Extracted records
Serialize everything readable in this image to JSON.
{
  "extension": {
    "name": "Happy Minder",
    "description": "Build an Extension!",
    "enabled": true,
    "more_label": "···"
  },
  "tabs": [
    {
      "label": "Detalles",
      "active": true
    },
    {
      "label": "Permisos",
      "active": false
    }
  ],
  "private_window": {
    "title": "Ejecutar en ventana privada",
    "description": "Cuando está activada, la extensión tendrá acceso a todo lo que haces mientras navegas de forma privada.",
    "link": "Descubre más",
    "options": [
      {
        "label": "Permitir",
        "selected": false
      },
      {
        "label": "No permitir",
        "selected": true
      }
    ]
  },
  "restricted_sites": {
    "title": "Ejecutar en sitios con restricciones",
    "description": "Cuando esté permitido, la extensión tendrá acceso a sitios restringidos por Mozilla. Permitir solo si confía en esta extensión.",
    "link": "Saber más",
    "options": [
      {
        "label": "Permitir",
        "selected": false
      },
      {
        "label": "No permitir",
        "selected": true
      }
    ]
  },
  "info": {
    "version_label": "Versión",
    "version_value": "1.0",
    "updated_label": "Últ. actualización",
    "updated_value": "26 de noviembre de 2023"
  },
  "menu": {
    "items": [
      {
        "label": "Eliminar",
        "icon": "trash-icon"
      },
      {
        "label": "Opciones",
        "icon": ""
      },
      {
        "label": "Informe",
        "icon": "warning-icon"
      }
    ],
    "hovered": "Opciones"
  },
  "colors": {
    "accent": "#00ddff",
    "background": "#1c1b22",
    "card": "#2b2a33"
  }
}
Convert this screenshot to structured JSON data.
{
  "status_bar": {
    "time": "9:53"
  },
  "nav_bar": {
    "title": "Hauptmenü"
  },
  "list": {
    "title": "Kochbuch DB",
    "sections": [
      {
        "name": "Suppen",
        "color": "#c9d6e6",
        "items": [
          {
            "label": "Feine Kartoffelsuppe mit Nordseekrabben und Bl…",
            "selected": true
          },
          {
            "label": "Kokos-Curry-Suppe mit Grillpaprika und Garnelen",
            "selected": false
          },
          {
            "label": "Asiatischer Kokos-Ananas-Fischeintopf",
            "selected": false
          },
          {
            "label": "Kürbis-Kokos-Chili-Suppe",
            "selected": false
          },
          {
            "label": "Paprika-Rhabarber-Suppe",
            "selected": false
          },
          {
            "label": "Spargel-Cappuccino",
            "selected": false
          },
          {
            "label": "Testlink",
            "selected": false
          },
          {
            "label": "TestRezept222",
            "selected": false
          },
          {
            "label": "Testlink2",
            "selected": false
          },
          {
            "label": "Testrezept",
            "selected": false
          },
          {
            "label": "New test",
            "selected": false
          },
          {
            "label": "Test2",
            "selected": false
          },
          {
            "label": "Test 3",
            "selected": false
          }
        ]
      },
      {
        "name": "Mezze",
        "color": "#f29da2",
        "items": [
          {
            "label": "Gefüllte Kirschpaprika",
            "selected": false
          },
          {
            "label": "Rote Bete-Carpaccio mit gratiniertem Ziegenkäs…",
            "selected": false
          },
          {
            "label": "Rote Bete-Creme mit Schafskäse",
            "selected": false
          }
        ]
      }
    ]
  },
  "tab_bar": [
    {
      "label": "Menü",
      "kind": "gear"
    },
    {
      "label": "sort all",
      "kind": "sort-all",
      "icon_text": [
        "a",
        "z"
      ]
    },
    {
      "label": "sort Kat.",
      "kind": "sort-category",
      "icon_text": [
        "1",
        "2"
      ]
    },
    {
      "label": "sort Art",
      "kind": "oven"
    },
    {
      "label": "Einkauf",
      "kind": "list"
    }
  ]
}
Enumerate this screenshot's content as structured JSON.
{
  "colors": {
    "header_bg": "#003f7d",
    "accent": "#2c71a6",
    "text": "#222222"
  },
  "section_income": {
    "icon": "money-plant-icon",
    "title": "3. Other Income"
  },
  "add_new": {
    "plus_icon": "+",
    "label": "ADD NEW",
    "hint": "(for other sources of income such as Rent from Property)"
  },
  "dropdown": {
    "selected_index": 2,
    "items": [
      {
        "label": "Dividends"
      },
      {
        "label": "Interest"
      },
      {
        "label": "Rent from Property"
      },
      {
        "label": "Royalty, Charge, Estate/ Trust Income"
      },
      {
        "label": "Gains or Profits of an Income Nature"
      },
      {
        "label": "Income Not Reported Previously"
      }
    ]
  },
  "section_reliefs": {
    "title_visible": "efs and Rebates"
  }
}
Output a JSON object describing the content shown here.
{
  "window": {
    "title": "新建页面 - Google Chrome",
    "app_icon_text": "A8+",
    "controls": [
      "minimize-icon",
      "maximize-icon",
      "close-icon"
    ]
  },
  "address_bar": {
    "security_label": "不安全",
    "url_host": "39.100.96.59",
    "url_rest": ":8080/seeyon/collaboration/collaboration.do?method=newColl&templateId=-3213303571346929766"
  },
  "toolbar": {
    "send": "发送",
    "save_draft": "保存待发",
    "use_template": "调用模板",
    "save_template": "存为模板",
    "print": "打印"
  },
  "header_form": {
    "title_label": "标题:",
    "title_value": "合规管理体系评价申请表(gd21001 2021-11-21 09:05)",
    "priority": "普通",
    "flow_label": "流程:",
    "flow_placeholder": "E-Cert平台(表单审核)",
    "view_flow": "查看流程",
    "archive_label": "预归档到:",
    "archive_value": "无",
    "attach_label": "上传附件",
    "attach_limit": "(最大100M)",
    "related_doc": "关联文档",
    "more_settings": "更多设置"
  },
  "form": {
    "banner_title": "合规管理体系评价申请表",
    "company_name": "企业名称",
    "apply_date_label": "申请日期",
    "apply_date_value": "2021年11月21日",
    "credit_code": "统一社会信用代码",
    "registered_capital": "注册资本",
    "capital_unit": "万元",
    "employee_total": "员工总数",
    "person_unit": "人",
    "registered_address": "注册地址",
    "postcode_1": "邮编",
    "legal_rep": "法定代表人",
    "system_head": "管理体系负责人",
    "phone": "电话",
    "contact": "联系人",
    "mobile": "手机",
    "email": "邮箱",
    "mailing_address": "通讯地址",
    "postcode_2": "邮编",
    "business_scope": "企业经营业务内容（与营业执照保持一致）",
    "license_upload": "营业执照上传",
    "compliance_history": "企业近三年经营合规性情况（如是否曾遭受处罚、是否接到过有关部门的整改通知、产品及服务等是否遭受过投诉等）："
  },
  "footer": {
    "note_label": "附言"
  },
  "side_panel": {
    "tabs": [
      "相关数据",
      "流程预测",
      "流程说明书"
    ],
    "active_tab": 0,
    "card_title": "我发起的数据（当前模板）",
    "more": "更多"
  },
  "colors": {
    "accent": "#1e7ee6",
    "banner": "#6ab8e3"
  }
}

▸ **What this task involves**
Above are the records; retype them all without a single difference.

▸ **Response to the task**
Serialize everything readable in this image to JSON.
{
  "extension": {
    "name": "Happy Minder",
    "description": "Build an Extension!",
    "enabled": true,
    "more_label": "···"
  },
  "tabs": [
    {
      "label": "Detalles",
      "active": true
    },
    {
      "label": "Permisos",
      "active": false
    }
  ],
  "private_window": {
    "title": "Ejecutar en ventana privada",
    "description": "Cuando está activada, la extensión tendrá acceso a todo lo que haces mientras navegas de forma privada.",
    "link": "Descubre más",
    "options": [
      {
        "label": "Permitir",
        "selected": false
      },
      {
        "label": "No permitir",
        "selected": true
      }
    ]
  },
  "restricted_sites": {
    "title": "Ejecutar en sitios con restricciones",
    "description": "Cuando esté permitido, la extensión tendrá acceso a sitios restringidos por Mozilla. Permitir solo si confía en esta extensión.",
    "link": "Saber más",
    "options": [
      {
        "label": "Permitir",
        "selected": false
      },
      {
        "label": "No permitir",
        "selected": true
      }
    ]
  },
  "info": {
    "version_label": "Versión",
    "version_value": "1.0",
    "updated_label": "Últ. actualización",
    "updated_value": "26 de noviembre de 2023"
  },
  "menu": {
    "items": [
      {
        "label": "Eliminar",
        "icon": "trash-icon"
      },
      {
        "label": "Opciones",
        "icon": ""
      },
      {
        "label": "Informe",
        "icon": "warning-icon"
      }
    ],
    "hovered": "Opciones"
  },
  "colors": {
    "accent": "#00ddff",
    "background": "#1c1b22",
    "card": "#2b2a33"
  }
}
Convert this screenshot to structured JSON data.
{
  "status_bar": {
    "time": "9:53"
  },
  "nav_bar": {
    "title": "Hauptmenü"
  },
  "list": {
    "title": "Kochbuch DB",
    "sections": [
      {
        "name": "Suppen",
        "color": "#c9d6e6",
        "items": [
          {
            "label": "Feine Kartoffelsuppe mit Nordseekrabben und Bl…",
            "selected": true
          },
          {
            "label": "Kokos-Curry-Suppe mit Grillpaprika und Garnelen",
            "selected": false
          },
          {
            "label": "Asiatischer Kokos-Ananas-Fischeintopf",
            "selected": false
          },
          {
            "label": "Kürbis-Kokos-Chili-Suppe",
            "selected": false
          },
          {
            "label": "Paprika-Rhabarber-Suppe",
            "selected": false
          },
          {
            "label": "Spargel-Cappuccino",
            "selected": false
          },
          {
            "label": "Testlink",
            "selected": false
          },
          {
            "label": "TestRezept222",
            "selected": false
          },
          {
            "label": "Testlink2",
            "selected": false
          },
          {
            "label": "Testrezept",
            "selected": false
          },
          {
            "label": "New test",
            "selected": false
          },
          {
            "label": "Test2",
            "selected": false
          },
          {
            "label": "Test 3",
            "selected": false
          }
        ]
      },
      {
        "name": "Mezze",
        "color": "#f29da2",
        "items": [
          {
            "label": "Gefüllte Kirschpaprika",
            "selected": false
          },
          {
            "label": "Rote Bete-Carpaccio mit gratiniertem Ziegenkäs…",
            "selected": false
          },
          {
            "label": "Rote Bete-Creme mit Schafskäse",
            "selected": false
          }
        ]
      }
    ]
  },
  "tab_bar": [
    {
      "label": "Menü",
      "kind": "gear"
    },
    {
      "label": "sort all",
      "kind": "sort-all",
      "icon_text": [
        "a",
        "z"
      ]
    },
    {
      "label": "sort Kat.",
      "kind": "sort-category",
      "icon_text": [
        "1",
        "2"
      ]
    },
    {
      "label": "sort Art",
      "kind": "oven"
    },
    {
      "label": "Einkauf",
      "kind": "list"
    }
  ]
}
Enumerate this screenshot's content as structured JSON.
{
  "colors": {
    "header_bg": "#003f7d",
    "accent": "#2c71a6",
    "text": "#222222"
  },
  "section_income": {
    "icon": "money-plant-icon",
    "title": "3. Other Income"
  },
  "add_new": {
    "plus_icon": "+",
    "label": "ADD NEW",
    "hint": "(for other sources of income such as Rent from Property)"
  },
  "dropdown": {
    "selected_index": 2,
    "items": [
      {
        "label": "Dividends"
      },
      {
        "label": "Interest"
      },
      {
        "label": "Rent from Property"
      },
      {
        "label": "Royalty, Charge, Estate/ Trust Income"
      },
      {
        "label": "Gains or Profits of an Income Nature"
      },
      {
        "label": "Income Not Reported Previously"
      }
    ]
  },
  "section_reliefs": {
    "title_visible": "efs and Rebates"
  }
}
Output a JSON object describing the content shown here.
{
  "window": {
    "title": "新建页面 - Google Chrome",
    "app_icon_text": "A8+",
    "controls": [
      "minimize-icon",
      "maximize-icon",
      "close-icon"
    ]
  },
  "address_bar": {
    "security_label": "不安全",
    "url_host": "39.100.96.59",
    "url_rest": ":8080/seeyon/collaboration/collaboration.do?method=newColl&templateId=-3213303571346929766"
  },
  "toolbar": {
    "send": "发送",
    "save_draft": "保存待发",
    "use_template": "调用模板",
    "save_template": "存为模板",
    "print": "打印"
  },
  "header_form": {
    "title_label": "标题:",
    "title_value": "合规管理体系评价申请表(gd21001 2021-11-21 09:05)",
    "priority": "普通",
    "flow_label": "流程:",
    "flow_placeholder": "E-Cert平台(表单审核)",
    "view_flow": "查看流程",
    "archive_label": "预归档到:",
    "archive_value": "无",
    "attach_label": "上传附件",
    "attach_limit": "(最大100M)",
    "related_doc": "关联文档",
    "more_settings": "更多设置"
  },
  "form": {
    "banner_title": "合规管理体系评价申请表",
    "company_name": "企业名称",
    "apply_date_label": "申请日期",
    "apply_date_value": "2021年11月21日",
    "credit_code": "统一社会信用代码",
    "registered_capital": "注册资本",
    "capital_unit": "万元",
    "employee_total": "员工总数",
    "person_unit": "人",
    "registered_address": "注册地址",
    "postcode_1": "邮编",
    "legal_rep": "法定代表人",
    "system_head": "管理体系负责人",
    "phone": "电话",
    "contact": "联系人",
    "mobile": "手机",
    "email": "邮箱",
    "mailing_address": "通讯地址",
    "postcode_2": "邮编",
    "business_scope": "企业经营业务内容（与营业执照保持一致）",
    "license_upload": "营业执照上传",
    "compliance_history": "企业近三年经营合规性情况（如是否曾遭受处罚、是否接到过有关部门的整改通知、产品及服务等是否遭受过投诉等）："
  },
  "footer": {
    "note_label": "附言"
  },
  "side_panel": {
    "tabs": [
      "相关数据",
      "流程预测",
      "流程说明书"
    ],
    "active_tab": 0,
    "card_title": "我发起的数据（当前模板）",
    "more": "更多"
  },
  "colors": {
    "accent": "#1e7ee6",
    "banner": "#6ab8e3"
  }
}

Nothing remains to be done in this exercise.